EXERCISE PROMPT: Copy every entry exactly.

RECORDS FOR THIS TASK:
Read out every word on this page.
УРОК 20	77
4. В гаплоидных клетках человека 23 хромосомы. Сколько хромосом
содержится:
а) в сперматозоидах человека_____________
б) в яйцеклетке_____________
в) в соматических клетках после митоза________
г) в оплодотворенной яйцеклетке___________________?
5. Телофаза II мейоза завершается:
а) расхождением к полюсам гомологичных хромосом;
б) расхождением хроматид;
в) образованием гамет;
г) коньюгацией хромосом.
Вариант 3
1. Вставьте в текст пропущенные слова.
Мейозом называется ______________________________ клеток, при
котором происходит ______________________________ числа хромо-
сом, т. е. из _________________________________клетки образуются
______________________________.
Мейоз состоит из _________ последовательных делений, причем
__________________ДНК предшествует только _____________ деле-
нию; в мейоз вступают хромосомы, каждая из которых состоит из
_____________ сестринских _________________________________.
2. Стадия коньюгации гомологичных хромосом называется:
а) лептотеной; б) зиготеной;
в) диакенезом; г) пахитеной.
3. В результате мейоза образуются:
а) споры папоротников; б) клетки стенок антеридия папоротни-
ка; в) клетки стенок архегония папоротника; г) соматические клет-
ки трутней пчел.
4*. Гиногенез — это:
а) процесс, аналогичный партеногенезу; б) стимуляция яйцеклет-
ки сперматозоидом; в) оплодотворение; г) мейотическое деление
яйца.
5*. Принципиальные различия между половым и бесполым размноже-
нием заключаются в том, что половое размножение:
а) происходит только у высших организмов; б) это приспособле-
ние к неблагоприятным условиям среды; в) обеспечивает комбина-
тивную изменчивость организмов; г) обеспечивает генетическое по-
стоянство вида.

RESULT:
Read out every word on this page.
УРОК 20	77
4. В гаплоидных клетках человека 23 хромосомы. Сколько хромосом
содержится:
а) в сперматозоидах человека_____________
б) в яйцеклетке_____________
в) в соматических клетках после митоза________
г) в оплодотворенной яйцеклетке___________________?
5. Телофаза II мейоза завершается:
а) расхождением к полюсам гомологичных хромосом;
б) расхождением хроматид;
в) образованием гамет;
г) коньюгацией хромосом.
Вариант 3
1. Вставьте в текст пропущенные слова.
Мейозом называется ______________________________ клеток, при
котором происходит ______________________________ числа хромо-
сом, т. е. из _________________________________клетки образуются
______________________________.
Мейоз состоит из _________ последовательных делений, причем
__________________ДНК предшествует только _____________ деле-
нию; в мейоз вступают хромосомы, каждая из которых состоит из
_____________ сестринских _________________________________.
2. Стадия коньюгации гомологичных хромосом называется:
а) лептотеной; б) зиготеной;
в) диакенезом; г) пахитеной.
3. В результате мейоза образуются:
а) споры папоротников; б) клетки стенок антеридия папоротни-
ка; в) клетки стенок архегония папоротника; г) соматические клет-
ки трутней пчел.
4*. Гиногенез — это:
а) процесс, аналогичный партеногенезу; б) стимуляция яйцеклет-
ки сперматозоидом; в) оплодотворение; г) мейотическое деление
яйца.
5*. Принципиальные различия между половым и бесполым размноже-
нием заключаются в том, что половое размножение:
а) происходит только у высших организмов; б) это приспособле-
ние к неблагоприятным условиям среды; в) обеспечивает комбина-
тивную изменчивость организмов; г) обеспечивает генетическое по-
стоянство вида.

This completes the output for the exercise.